- **GIVEN REQUEST**: Check every line of the data below for the string "framework", and copy the ones that hold it.

## START RECORDS FOR PROCESSING

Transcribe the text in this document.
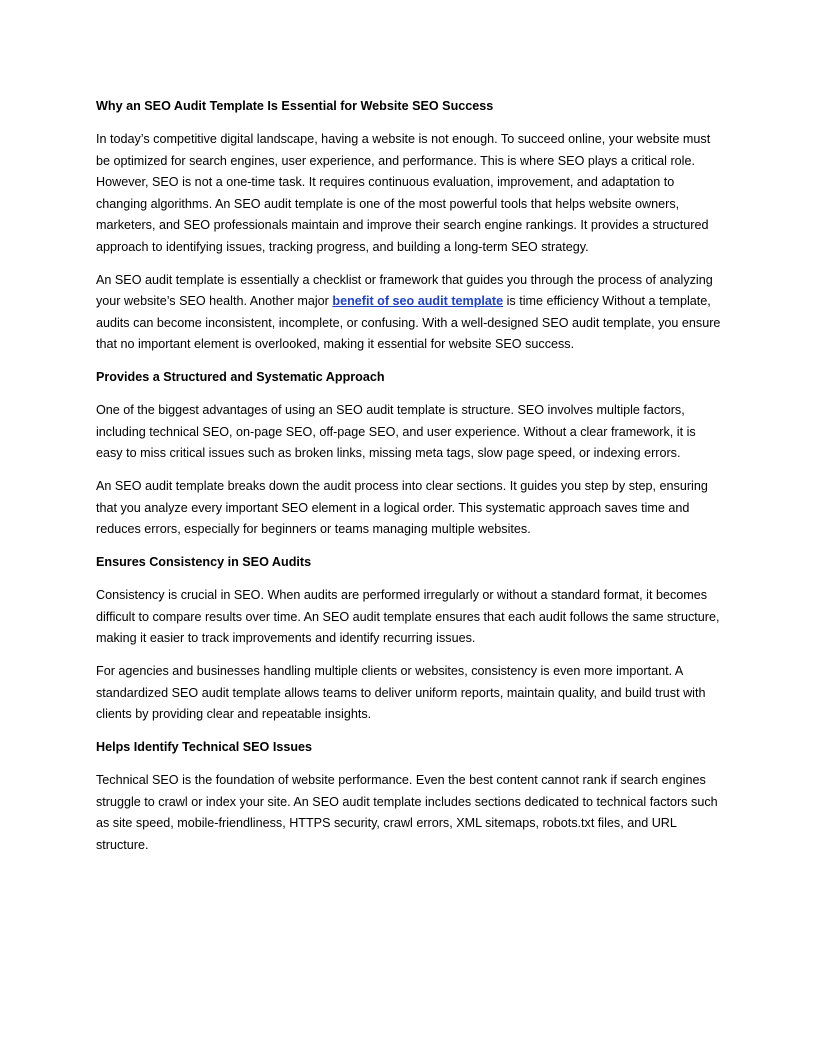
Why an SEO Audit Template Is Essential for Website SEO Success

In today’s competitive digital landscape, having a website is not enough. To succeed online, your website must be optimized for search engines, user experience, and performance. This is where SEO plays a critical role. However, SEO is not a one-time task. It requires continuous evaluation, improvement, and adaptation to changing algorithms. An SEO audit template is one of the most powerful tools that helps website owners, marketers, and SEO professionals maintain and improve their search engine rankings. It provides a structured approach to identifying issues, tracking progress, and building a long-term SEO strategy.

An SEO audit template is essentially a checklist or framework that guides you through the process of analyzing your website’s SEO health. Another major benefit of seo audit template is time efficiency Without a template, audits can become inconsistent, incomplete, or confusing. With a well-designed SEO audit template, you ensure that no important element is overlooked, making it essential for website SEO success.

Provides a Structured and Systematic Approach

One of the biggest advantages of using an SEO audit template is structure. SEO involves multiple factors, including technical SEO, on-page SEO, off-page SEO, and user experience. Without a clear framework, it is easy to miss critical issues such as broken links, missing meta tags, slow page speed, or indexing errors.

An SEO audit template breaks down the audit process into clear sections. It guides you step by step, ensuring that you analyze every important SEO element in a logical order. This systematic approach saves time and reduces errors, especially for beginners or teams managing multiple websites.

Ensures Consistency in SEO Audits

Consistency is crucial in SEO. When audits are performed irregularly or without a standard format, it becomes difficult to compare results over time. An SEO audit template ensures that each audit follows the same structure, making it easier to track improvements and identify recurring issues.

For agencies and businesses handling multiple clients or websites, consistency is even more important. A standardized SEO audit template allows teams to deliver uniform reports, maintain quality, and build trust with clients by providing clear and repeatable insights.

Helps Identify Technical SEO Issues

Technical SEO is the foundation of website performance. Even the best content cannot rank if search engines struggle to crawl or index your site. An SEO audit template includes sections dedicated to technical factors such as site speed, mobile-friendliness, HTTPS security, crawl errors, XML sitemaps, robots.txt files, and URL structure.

## END RECORDS FOR PROCESSING

- **RESULT FOR THIS EXERCISE**:
An SEO audit template is essentially a checklist or framework that guides you through the process of analyzing your website’s SEO health. Another major benefit of seo audit template is time efficiency Without a template, audits can become inconsistent, incomplete, or confusing. With a well-designed SEO audit template, you ensure that no important element is overlooked, making it essential for website SEO success.
One of the biggest advantages of using an SEO audit template is structure. SEO involves multiple factors, including technical SEO, on-page SEO, off-page SEO, and user experience. Without a clear framework, it is easy to miss critical issues such as broken links, missing meta tags, slow page speed, or indexing errors.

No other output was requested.